What this task involves: Copy out every record below, word for word.

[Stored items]
#####
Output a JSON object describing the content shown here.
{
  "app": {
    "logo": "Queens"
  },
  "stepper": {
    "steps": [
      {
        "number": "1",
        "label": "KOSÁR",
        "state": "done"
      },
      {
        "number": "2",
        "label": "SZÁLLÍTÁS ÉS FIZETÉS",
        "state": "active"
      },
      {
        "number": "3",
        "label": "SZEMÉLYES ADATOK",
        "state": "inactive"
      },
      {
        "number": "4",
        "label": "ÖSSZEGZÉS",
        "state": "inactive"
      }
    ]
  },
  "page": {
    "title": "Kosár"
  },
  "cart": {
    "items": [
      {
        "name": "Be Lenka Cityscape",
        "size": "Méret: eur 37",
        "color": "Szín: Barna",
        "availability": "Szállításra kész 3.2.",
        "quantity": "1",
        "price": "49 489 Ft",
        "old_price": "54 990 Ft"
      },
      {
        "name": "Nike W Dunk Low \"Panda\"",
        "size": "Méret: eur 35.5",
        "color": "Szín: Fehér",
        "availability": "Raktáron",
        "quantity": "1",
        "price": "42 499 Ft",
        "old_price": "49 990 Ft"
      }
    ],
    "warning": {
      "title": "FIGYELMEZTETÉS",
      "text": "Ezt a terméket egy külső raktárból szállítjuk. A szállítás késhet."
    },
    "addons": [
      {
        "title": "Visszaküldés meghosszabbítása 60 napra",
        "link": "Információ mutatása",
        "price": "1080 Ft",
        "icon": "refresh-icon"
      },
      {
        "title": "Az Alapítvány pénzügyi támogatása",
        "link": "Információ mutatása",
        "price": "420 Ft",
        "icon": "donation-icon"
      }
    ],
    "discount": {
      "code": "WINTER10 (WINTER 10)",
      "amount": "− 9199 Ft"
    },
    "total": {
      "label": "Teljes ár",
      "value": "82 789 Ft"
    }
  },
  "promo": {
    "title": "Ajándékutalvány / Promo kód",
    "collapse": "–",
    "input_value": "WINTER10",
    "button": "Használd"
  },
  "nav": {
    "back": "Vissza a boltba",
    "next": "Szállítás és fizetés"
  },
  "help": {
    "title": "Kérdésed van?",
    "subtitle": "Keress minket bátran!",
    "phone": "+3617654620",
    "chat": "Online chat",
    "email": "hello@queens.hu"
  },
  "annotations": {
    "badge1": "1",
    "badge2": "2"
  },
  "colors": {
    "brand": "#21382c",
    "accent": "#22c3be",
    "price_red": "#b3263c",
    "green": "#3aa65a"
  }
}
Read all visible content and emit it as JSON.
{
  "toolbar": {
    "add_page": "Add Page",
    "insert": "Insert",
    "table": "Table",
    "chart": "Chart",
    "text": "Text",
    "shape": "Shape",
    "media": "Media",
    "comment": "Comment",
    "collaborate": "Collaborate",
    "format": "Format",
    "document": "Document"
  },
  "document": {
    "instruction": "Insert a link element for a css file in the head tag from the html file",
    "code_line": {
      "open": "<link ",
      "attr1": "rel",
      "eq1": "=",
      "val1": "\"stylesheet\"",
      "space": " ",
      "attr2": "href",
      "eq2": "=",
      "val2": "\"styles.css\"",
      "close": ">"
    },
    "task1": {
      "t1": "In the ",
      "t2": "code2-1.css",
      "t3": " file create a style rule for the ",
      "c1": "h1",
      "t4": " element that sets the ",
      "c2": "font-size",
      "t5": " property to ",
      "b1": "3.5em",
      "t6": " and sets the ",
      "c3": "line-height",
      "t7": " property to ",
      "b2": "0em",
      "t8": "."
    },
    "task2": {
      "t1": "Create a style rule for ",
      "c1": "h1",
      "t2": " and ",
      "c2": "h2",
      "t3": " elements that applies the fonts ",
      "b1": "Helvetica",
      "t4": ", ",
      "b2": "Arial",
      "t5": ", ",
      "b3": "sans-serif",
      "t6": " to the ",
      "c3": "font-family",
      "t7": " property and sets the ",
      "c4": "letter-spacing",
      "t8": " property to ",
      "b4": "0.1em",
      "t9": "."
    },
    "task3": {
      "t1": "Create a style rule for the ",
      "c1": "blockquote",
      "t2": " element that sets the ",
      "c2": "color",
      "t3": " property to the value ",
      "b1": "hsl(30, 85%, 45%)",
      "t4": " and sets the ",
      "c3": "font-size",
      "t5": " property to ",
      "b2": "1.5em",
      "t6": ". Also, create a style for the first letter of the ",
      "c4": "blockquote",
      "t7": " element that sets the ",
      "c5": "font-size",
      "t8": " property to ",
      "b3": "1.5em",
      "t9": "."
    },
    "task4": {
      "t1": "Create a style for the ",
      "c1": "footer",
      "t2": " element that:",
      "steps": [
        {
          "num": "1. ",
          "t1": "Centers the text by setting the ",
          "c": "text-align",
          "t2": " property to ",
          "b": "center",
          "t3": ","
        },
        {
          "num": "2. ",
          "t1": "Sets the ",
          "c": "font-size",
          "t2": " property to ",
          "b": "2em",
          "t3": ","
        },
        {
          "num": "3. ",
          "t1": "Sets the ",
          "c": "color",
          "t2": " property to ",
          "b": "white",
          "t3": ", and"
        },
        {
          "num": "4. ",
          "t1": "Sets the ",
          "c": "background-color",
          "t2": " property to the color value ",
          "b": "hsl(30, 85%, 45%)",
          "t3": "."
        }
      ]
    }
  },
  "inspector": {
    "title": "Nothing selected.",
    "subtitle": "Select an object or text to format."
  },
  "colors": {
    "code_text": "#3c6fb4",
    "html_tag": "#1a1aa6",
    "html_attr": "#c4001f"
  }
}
#####
The answer:
Output a JSON object describing the content shown here.
{
  "app": {
    "logo": "Queens"
  },
  "stepper": {
    "steps": [
      {
        "number": "1",
        "label": "KOSÁR",
        "state": "done"
      },
      {
        "number": "2",
        "label": "SZÁLLÍTÁS ÉS FIZETÉS",
        "state": "active"
      },
      {
        "number": "3",
        "label": "SZEMÉLYES ADATOK",
        "state": "inactive"
      },
      {
        "number": "4",
        "label": "ÖSSZEGZÉS",
        "state": "inactive"
      }
    ]
  },
  "page": {
    "title": "Kosár"
  },
  "cart": {
    "items": [
      {
        "name": "Be Lenka Cityscape",
        "size": "Méret: eur 37",
        "color": "Szín: Barna",
        "availability": "Szállításra kész 3.2.",
        "quantity": "1",
        "price": "49 489 Ft",
        "old_price": "54 990 Ft"
      },
      {
        "name": "Nike W Dunk Low \"Panda\"",
        "size": "Méret: eur 35.5",
        "color": "Szín: Fehér",
        "availability": "Raktáron",
        "quantity": "1",
        "price": "42 499 Ft",
        "old_price": "49 990 Ft"
      }
    ],
    "warning": {
      "title": "FIGYELMEZTETÉS",
      "text": "Ezt a terméket egy külső raktárból szállítjuk. A szállítás késhet."
    },
    "addons": [
      {
        "title": "Visszaküldés meghosszabbítása 60 napra",
        "link": "Információ mutatása",
        "price": "1080 Ft",
        "icon": "refresh-icon"
      },
      {
        "title": "Az Alapítvány pénzügyi támogatása",
        "link": "Információ mutatása",
        "price": "420 Ft",
        "icon": "donation-icon"
      }
    ],
    "discount": {
      "code": "WINTER10 (WINTER 10)",
      "amount": "− 9199 Ft"
    },
    "total": {
      "label": "Teljes ár",
      "value": "82 789 Ft"
    }
  },
  "promo": {
    "title": "Ajándékutalvány / Promo kód",
    "collapse": "–",
    "input_value": "WINTER10",
    "button": "Használd"
  },
  "nav": {
    "back": "Vissza a boltba",
    "next": "Szállítás és fizetés"
  },
  "help": {
    "title": "Kérdésed van?",
    "subtitle": "Keress minket bátran!",
    "phone": "+3617654620",
    "chat": "Online chat",
    "email": "hello@queens.hu"
  },
  "annotations": {
    "badge1": "1",
    "badge2": "2"
  },
  "colors": {
    "brand": "#21382c",
    "accent": "#22c3be",
    "price_red": "#b3263c",
    "green": "#3aa65a"
  }
}
Read all visible content and emit it as JSON.
{
  "toolbar": {
    "add_page": "Add Page",
    "insert": "Insert",
    "table": "Table",
    "chart": "Chart",
    "text": "Text",
    "shape": "Shape",
    "media": "Media",
    "comment": "Comment",
    "collaborate": "Collaborate",
    "format": "Format",
    "document": "Document"
  },
  "document": {
    "instruction": "Insert a link element for a css file in the head tag from the html file",
    "code_line": {
      "open": "<link ",
      "attr1": "rel",
      "eq1": "=",
      "val1": "\"stylesheet\"",
      "space": " ",
      "attr2": "href",
      "eq2": "=",
      "val2": "\"styles.css\"",
      "close": ">"
    },
    "task1": {
      "t1": "In the ",
      "t2": "code2-1.css",
      "t3": " file create a style rule for the ",
      "c1": "h1",
      "t4": " element that sets the ",
      "c2": "font-size",
      "t5": " property to ",
      "b1": "3.5em",
      "t6": " and sets the ",
      "c3": "line-height",
      "t7": " property to ",
      "b2": "0em",
      "t8": "."
    },
    "task2": {
      "t1": "Create a style rule for ",
      "c1": "h1",
      "t2": " and ",
      "c2": "h2",
      "t3": " elements that applies the fonts ",
      "b1": "Helvetica",
      "t4": ", ",
      "b2": "Arial",
      "t5": ", ",
      "b3": "sans-serif",
      "t6": " to the ",
      "c3": "font-family",
      "t7": " property and sets the ",
      "c4": "letter-spacing",
      "t8": " property to ",
      "b4": "0.1em",
      "t9": "."
    },
    "task3": {
      "t1": "Create a style rule for the ",
      "c1": "blockquote",
      "t2": " element that sets the ",
      "c2": "color",
      "t3": " property to the value ",
      "b1": "hsl(30, 85%, 45%)",
      "t4": " and sets the ",
      "c3": "font-size",
      "t5": " property to ",
      "b2": "1.5em",
      "t6": ". Also, create a style for the first letter of the ",
      "c4": "blockquote",
      "t7": " element that sets the ",
      "c5": "font-size",
      "t8": " property to ",
      "b3": "1.5em",
      "t9": "."
    },
    "task4": {
      "t1": "Create a style for the ",
      "c1": "footer",
      "t2": " element that:",
      "steps": [
        {
          "num": "1. ",
          "t1": "Centers the text by setting the ",
          "c": "text-align",
          "t2": " property to ",
          "b": "center",
          "t3": ","
        },
        {
          "num": "2. ",
          "t1": "Sets the ",
          "c": "font-size",
          "t2": " property to ",
          "b": "2em",
          "t3": ","
        },
        {
          "num": "3. ",
          "t1": "Sets the ",
          "c": "color",
          "t2": " property to ",
          "b": "white",
          "t3": ", and"
        },
        {
          "num": "4. ",
          "t1": "Sets the ",
          "c": "background-color",
          "t2": " property to the color value ",
          "b": "hsl(30, 85%, 45%)",
          "t3": "."
        }
      ]
    }
  },
  "inspector": {
    "title": "Nothing selected.",
    "subtitle": "Select an object or text to format."
  },
  "colors": {
    "code_text": "#3c6fb4",
    "html_tag": "#1a1aa6",
    "html_attr": "#c4001f"
  }
}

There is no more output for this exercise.